### WHAT THE EXERCISE ASKS
Each line of the material must be returned exactly.

□ □ □ □

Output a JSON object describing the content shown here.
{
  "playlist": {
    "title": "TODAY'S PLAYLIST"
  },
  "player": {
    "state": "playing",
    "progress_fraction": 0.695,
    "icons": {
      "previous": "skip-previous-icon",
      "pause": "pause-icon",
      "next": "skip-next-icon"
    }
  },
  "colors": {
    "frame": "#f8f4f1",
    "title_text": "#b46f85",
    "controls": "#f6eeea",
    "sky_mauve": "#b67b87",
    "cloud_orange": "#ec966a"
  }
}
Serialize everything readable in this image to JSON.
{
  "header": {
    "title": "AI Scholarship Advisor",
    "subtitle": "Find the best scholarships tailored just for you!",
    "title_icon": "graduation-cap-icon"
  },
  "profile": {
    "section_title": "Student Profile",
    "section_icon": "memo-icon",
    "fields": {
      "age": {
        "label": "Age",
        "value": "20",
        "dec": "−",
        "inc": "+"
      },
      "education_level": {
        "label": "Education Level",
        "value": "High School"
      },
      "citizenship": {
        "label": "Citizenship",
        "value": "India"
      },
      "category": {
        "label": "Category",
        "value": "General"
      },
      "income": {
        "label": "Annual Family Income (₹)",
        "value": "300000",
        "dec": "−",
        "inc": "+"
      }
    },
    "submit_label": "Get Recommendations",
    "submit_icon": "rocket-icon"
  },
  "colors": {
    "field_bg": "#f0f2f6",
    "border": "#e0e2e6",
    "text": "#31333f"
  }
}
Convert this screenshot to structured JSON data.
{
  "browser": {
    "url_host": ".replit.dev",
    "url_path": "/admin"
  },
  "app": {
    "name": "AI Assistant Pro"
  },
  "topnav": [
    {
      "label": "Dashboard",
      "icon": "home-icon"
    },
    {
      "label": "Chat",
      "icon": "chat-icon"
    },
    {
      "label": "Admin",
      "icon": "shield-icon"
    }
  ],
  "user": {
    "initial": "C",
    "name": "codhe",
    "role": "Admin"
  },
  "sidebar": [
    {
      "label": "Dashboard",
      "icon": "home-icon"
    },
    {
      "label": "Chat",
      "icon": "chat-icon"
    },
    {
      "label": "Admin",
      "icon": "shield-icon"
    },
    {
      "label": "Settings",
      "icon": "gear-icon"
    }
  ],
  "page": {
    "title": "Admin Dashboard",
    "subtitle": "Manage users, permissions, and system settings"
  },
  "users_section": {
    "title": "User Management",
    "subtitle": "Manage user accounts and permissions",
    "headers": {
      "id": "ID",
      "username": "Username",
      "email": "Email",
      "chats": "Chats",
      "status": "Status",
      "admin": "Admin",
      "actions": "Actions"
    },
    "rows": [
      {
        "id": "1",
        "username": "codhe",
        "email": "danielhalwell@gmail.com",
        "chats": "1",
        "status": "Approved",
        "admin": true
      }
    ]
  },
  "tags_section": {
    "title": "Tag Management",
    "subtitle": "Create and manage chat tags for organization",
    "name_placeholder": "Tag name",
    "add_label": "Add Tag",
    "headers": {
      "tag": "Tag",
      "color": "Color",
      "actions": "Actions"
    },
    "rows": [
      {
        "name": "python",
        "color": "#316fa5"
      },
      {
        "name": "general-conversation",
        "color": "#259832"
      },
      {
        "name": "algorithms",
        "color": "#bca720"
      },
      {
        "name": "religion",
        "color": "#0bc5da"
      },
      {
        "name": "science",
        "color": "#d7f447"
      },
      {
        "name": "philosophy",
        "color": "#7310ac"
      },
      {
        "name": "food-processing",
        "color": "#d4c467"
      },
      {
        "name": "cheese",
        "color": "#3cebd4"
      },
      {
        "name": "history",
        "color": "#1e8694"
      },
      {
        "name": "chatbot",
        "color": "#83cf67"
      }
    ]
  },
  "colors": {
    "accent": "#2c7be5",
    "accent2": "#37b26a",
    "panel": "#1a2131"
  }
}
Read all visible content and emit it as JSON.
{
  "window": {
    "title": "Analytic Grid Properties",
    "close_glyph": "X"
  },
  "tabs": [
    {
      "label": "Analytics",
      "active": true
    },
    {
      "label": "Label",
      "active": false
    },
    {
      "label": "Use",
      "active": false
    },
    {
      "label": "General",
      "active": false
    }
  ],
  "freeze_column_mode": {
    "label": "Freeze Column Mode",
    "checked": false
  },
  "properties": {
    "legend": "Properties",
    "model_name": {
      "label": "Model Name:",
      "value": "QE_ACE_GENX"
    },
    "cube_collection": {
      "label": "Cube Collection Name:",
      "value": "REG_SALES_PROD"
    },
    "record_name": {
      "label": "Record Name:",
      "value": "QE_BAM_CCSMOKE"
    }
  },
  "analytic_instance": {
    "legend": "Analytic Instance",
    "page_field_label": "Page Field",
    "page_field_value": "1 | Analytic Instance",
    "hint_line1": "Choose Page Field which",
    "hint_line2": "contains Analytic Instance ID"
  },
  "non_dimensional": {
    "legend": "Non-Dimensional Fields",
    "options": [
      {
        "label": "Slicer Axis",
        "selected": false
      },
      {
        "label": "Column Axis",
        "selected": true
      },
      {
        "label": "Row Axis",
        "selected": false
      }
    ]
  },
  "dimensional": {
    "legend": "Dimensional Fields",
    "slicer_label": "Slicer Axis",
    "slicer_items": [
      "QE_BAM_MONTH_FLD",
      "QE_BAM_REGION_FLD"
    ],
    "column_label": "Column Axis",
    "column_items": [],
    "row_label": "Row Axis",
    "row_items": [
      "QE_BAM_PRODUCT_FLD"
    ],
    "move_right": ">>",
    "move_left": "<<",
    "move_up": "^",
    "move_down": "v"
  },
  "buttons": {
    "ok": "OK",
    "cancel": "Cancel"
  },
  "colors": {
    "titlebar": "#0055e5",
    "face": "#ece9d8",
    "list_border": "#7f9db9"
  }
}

□ □ □ □

### SOLUTION TO THIS PROBLEM
Output a JSON object describing the content shown here.
{
  "playlist": {
    "title": "TODAY'S PLAYLIST"
  },
  "player": {
    "state": "playing",
    "progress_fraction": 0.695,
    "icons": {
      "previous": "skip-previous-icon",
      "pause": "pause-icon",
      "next": "skip-next-icon"
    }
  },
  "colors": {
    "frame": "#f8f4f1",
    "title_text": "#b46f85",
    "controls": "#f6eeea",
    "sky_mauve": "#b67b87",
    "cloud_orange": "#ec966a"
  }
}
Serialize everything readable in this image to JSON.
{
  "header": {
    "title": "AI Scholarship Advisor",
    "subtitle": "Find the best scholarships tailored just for you!",
    "title_icon": "graduation-cap-icon"
  },
  "profile": {
    "section_title": "Student Profile",
    "section_icon": "memo-icon",
    "fields": {
      "age": {
        "label": "Age",
        "value": "20",
        "dec": "−",
        "inc": "+"
      },
      "education_level": {
        "label": "Education Level",
        "value": "High School"
      },
      "citizenship": {
        "label": "Citizenship",
        "value": "India"
      },
      "category": {
        "label": "Category",
        "value": "General"
      },
      "income": {
        "label": "Annual Family Income (₹)",
        "value": "300000",
        "dec": "−",
        "inc": "+"
      }
    },
    "submit_label": "Get Recommendations",
    "submit_icon": "rocket-icon"
  },
  "colors": {
    "field_bg": "#f0f2f6",
    "border": "#e0e2e6",
    "text": "#31333f"
  }
}
Convert this screenshot to structured JSON data.
{
  "browser": {
    "url_host": ".replit.dev",
    "url_path": "/admin"
  },
  "app": {
    "name": "AI Assistant Pro"
  },
  "topnav": [
    {
      "label": "Dashboard",
      "icon": "home-icon"
    },
    {
      "label": "Chat",
      "icon": "chat-icon"
    },
    {
      "label": "Admin",
      "icon": "shield-icon"
    }
  ],
  "user": {
    "initial": "C",
    "name": "codhe",
    "role": "Admin"
  },
  "sidebar": [
    {
      "label": "Dashboard",
      "icon": "home-icon"
    },
    {
      "label": "Chat",
      "icon": "chat-icon"
    },
    {
      "label": "Admin",
      "icon": "shield-icon"
    },
    {
      "label": "Settings",
      "icon": "gear-icon"
    }
  ],
  "page": {
    "title": "Admin Dashboard",
    "subtitle": "Manage users, permissions, and system settings"
  },
  "users_section": {
    "title": "User Management",
    "subtitle": "Manage user accounts and permissions",
    "headers": {
      "id": "ID",
      "username": "Username",
      "email": "Email",
      "chats": "Chats",
      "status": "Status",
      "admin": "Admin",
      "actions": "Actions"
    },
    "rows": [
      {
        "id": "1",
        "username": "codhe",
        "email": "danielhalwell@gmail.com",
        "chats": "1",
        "status": "Approved",
        "admin": true
      }
    ]
  },
  "tags_section": {
    "title": "Tag Management",
    "subtitle": "Create and manage chat tags for organization",
    "name_placeholder": "Tag name",
    "add_label": "Add Tag",
    "headers": {
      "tag": "Tag",
      "color": "Color",
      "actions": "Actions"
    },
    "rows": [
      {
        "name": "python",
        "color": "#316fa5"
      },
      {
        "name": "general-conversation",
        "color": "#259832"
      },
      {
        "name": "algorithms",
        "color": "#bca720"
      },
      {
        "name": "religion",
        "color": "#0bc5da"
      },
      {
        "name": "science",
        "color": "#d7f447"
      },
      {
        "name": "philosophy",
        "color": "#7310ac"
      },
      {
        "name": "food-processing",
        "color": "#d4c467"
      },
      {
        "name": "cheese",
        "color": "#3cebd4"
      },
      {
        "name": "history",
        "color": "#1e8694"
      },
      {
        "name": "chatbot",
        "color": "#83cf67"
      }
    ]
  },
  "colors": {
    "accent": "#2c7be5",
    "accent2": "#37b26a",
    "panel": "#1a2131"
  }
}
Read all visible content and emit it as JSON.
{
  "window": {
    "title": "Analytic Grid Properties",
    "close_glyph": "X"
  },
  "tabs": [
    {
      "label": "Analytics",
      "active": true
    },
    {
      "label": "Label",
      "active": false
    },
    {
      "label": "Use",
      "active": false
    },
    {
      "label": "General",
      "active": false
    }
  ],
  "freeze_column_mode": {
    "label": "Freeze Column Mode",
    "checked": false
  },
  "properties": {
    "legend": "Properties",
    "model_name": {
      "label": "Model Name:",
      "value": "QE_ACE_GENX"
    },
    "cube_collection": {
      "label": "Cube Collection Name:",
      "value": "REG_SALES_PROD"
    },
    "record_name": {
      "label": "Record Name:",
      "value": "QE_BAM_CCSMOKE"
    }
  },
  "analytic_instance": {
    "legend": "Analytic Instance",
    "page_field_label": "Page Field",
    "page_field_value": "1 | Analytic Instance",
    "hint_line1": "Choose Page Field which",
    "hint_line2": "contains Analytic Instance ID"
  },
  "non_dimensional": {
    "legend": "Non-Dimensional Fields",
    "options": [
      {
        "label": "Slicer Axis",
        "selected": false
      },
      {
        "label": "Column Axis",
        "selected": true
      },
      {
        "label": "Row Axis",
        "selected": false
      }
    ]
  },
  "dimensional": {
    "legend": "Dimensional Fields",
    "slicer_label": "Slicer Axis",
    "slicer_items": [
      "QE_BAM_MONTH_FLD",
      "QE_BAM_REGION_FLD"
    ],
    "column_label": "Column Axis",
    "column_items": [],
    "row_label": "Row Axis",
    "row_items": [
      "QE_BAM_PRODUCT_FLD"
    ],
    "move_right": ">>",
    "move_left": "<<",
    "move_up": "^",
    "move_down": "v"
  },
  "buttons": {
    "ok": "OK",
    "cancel": "Cancel"
  },
  "colors": {
    "titlebar": "#0055e5",
    "face": "#ece9d8",
    "list_border": "#7f9db9"
  }
}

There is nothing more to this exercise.